Copy out every line of the entries below word for word, leaving out the pictures.

Element position data:
.....

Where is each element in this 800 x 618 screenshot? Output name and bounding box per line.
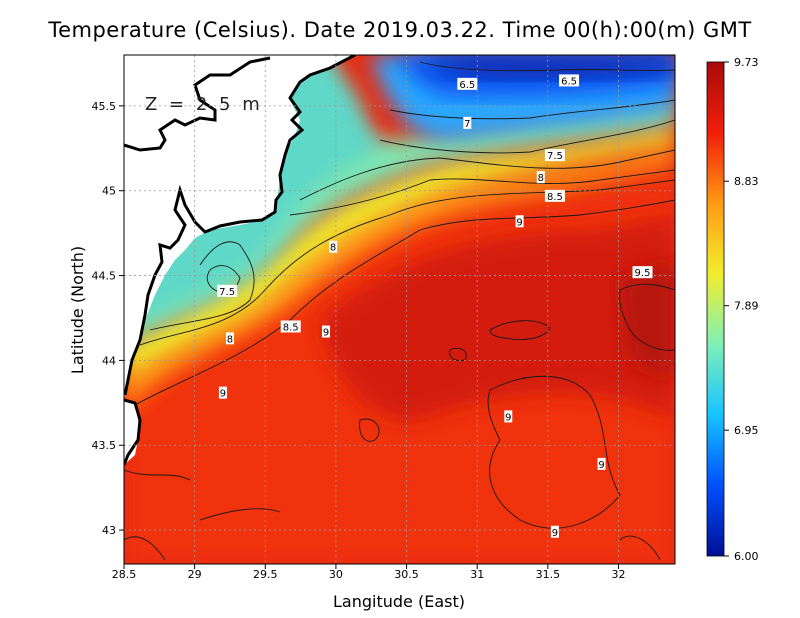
contour-label: 7.5: [547, 151, 563, 162]
temperature-field: [124, 55, 675, 564]
contour-label: 7.5: [219, 287, 235, 298]
x-axis-ticks: 28.5 29 29.5 30 30.5 31 31.5 32: [112, 564, 625, 581]
x-axis-label: Langitude (East): [333, 592, 465, 611]
contour-label-bg: [280, 320, 301, 333]
coastline: [124, 55, 356, 396]
y-tick-label: 45: [102, 185, 116, 198]
contour-label: 6.5: [561, 76, 577, 87]
colorbar-tick-label: 9.73: [734, 56, 759, 69]
contour-label-bg: [217, 284, 238, 297]
x-tick-label: 28.5: [112, 568, 137, 581]
contour-label-bg: [504, 410, 513, 423]
contour-label: 9: [220, 389, 226, 400]
contour-label-bg: [515, 215, 524, 228]
x-tick-label: 31.5: [536, 568, 561, 581]
colorbar-tick-label: 8.83: [734, 175, 759, 188]
land-mass: [124, 55, 355, 400]
contour-label-bg: [544, 149, 565, 162]
contour-label: 8: [227, 334, 233, 345]
contour-label-bg: [218, 386, 227, 399]
colorbar-tick-label: 6.00: [734, 550, 759, 563]
y-tick-label: 44.5: [92, 270, 117, 283]
x-tick-label: 29: [188, 568, 202, 581]
map-title: Temperature (Celsius). Date 2019.03.22. …: [48, 18, 752, 42]
x-tick-label: 31: [470, 568, 484, 581]
contour-label-bg: [544, 189, 565, 202]
contour-label: 9: [323, 328, 329, 339]
colorbar-ticks: 9.73 8.83 7.89 6.95 6.00: [724, 56, 759, 563]
contour-label: 9: [598, 460, 604, 471]
contour-label-bg: [457, 77, 478, 90]
x-tick-label: 29.5: [253, 568, 278, 581]
contour-label-bg: [632, 266, 653, 279]
contour-label: 8: [330, 243, 336, 254]
contour-label: 6.5: [459, 80, 475, 91]
y-tick-label: 43.5: [92, 439, 117, 452]
y-axis-ticks: 43 43.5 44 44.5 45 45.5: [92, 100, 124, 537]
contour-label: 7: [464, 119, 470, 130]
contour-label-bg: [329, 240, 338, 253]
contour-label: 8: [538, 173, 544, 184]
x-tick-label: 32: [611, 568, 625, 581]
y-tick-label: 45.5: [92, 100, 117, 113]
contour-label: 9.5: [635, 268, 651, 279]
x-tick-label: 30: [329, 568, 343, 581]
contour-label-bg: [536, 171, 545, 184]
contour-label-bg: [550, 525, 559, 538]
contour-label: 9: [552, 528, 558, 539]
x-tick-label: 30.5: [394, 568, 419, 581]
contour-label-bg: [597, 457, 606, 470]
y-tick-label: 44: [102, 354, 116, 367]
colorbar-tick-label: 6.95: [734, 424, 759, 437]
contour-label-bg: [463, 116, 472, 129]
contour-label: 9: [505, 412, 511, 423]
contour-label: 8.5: [547, 192, 563, 203]
plot-frame: [123, 54, 676, 565]
gridlines: [124, 55, 675, 564]
contour-label: 9: [516, 217, 522, 228]
y-tick-label: 43: [102, 524, 116, 537]
colorbar: [706, 61, 725, 557]
contour-label-bg: [559, 74, 580, 87]
y-axis-label: Latitude (North): [68, 246, 87, 374]
depth-label: Z = 2.5 m: [145, 94, 263, 115]
colorbar-tick-label: 7.89: [734, 300, 759, 313]
contour-label: 8.5: [283, 322, 299, 333]
contour-label-bg: [322, 325, 331, 338]
contour-label-bg: [225, 332, 234, 345]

.....

Exercise response
Where is each element in this 800 x 618 screenshot? Output name and bounding box per line.
contour-label: 7.5: [547, 151, 563, 162]
temperature-field: [124, 55, 675, 564]
contour-label: 7.5: [219, 287, 235, 298]
x-axis-ticks: 28.5 29 29.5 30 30.5 31 31.5 32: [112, 564, 625, 581]
x-axis-label: Langitude (East): [333, 592, 465, 611]
contour-label-bg: [280, 320, 301, 333]
coastline: [124, 55, 356, 396]
y-tick-label: 45: [102, 185, 116, 198]
contour-label: 6.5: [561, 76, 577, 87]
colorbar-tick-label: 9.73: [734, 56, 759, 69]
contour-label-bg: [217, 284, 238, 297]
x-tick-label: 28.5: [112, 568, 137, 581]
contour-label-bg: [504, 410, 513, 423]
contour-label: 9: [220, 389, 226, 400]
contour-label-bg: [515, 215, 524, 228]
x-tick-label: 31.5: [536, 568, 561, 581]
colorbar-tick-label: 8.83: [734, 175, 759, 188]
land-mass: [124, 55, 355, 400]
contour-label-bg: [544, 149, 565, 162]
contour-label: 8: [227, 334, 233, 345]
contour-label-bg: [218, 386, 227, 399]
colorbar-tick-label: 6.00: [734, 550, 759, 563]
y-tick-label: 44.5: [92, 270, 117, 283]
x-tick-label: 29: [188, 568, 202, 581]
map-title: Temperature (Celsius). Date 2019.03.22. …: [48, 18, 752, 42]
x-tick-label: 31: [470, 568, 484, 581]
contour-label-bg: [544, 189, 565, 202]
contour-label: 9: [323, 328, 329, 339]
colorbar-ticks: 9.73 8.83 7.89 6.95 6.00: [724, 56, 759, 563]
contour-label: 9: [598, 460, 604, 471]
contour-label-bg: [457, 77, 478, 90]
x-tick-label: 29.5: [253, 568, 278, 581]
contour-label-bg: [632, 266, 653, 279]
contour-label: 8: [330, 243, 336, 254]
contour-label: 6.5: [459, 80, 475, 91]
y-tick-label: 43.5: [92, 439, 117, 452]
y-axis-ticks: 43 43.5 44 44.5 45 45.5: [92, 100, 124, 537]
contour-label: 7: [464, 119, 470, 130]
contour-label-bg: [329, 240, 338, 253]
contour-label: 8: [538, 173, 544, 184]
x-tick-label: 32: [611, 568, 625, 581]
y-tick-label: 45.5: [92, 100, 117, 113]
contour-label: 9.5: [635, 268, 651, 279]
x-tick-label: 30: [329, 568, 343, 581]
contour-label-bg: [536, 171, 545, 184]
contour-label-bg: [550, 525, 559, 538]
contour-label: 9: [552, 528, 558, 539]
x-tick-label: 30.5: [394, 568, 419, 581]
contour-label-bg: [597, 457, 606, 470]
y-tick-label: 44: [102, 354, 116, 367]
colorbar-tick-label: 6.95: [734, 424, 759, 437]
contour-label-bg: [463, 116, 472, 129]
contour-label: 9: [505, 412, 511, 423]
contour-label: 8.5: [547, 192, 563, 203]
plot-frame: [123, 54, 676, 565]
gridlines: [124, 55, 675, 564]
contour-label: 9: [516, 217, 522, 228]
y-tick-label: 43: [102, 524, 116, 537]
colorbar: [706, 61, 725, 557]
contour-label-bg: [559, 74, 580, 87]
y-axis-label: Latitude (North): [68, 246, 87, 374]
depth-label: Z = 2.5 m: [145, 94, 263, 115]
colorbar-tick-label: 7.89: [734, 300, 759, 313]
contour-label: 8.5: [283, 322, 299, 333]
contour-label-bg: [322, 325, 331, 338]
contour-label-bg: [225, 332, 234, 345]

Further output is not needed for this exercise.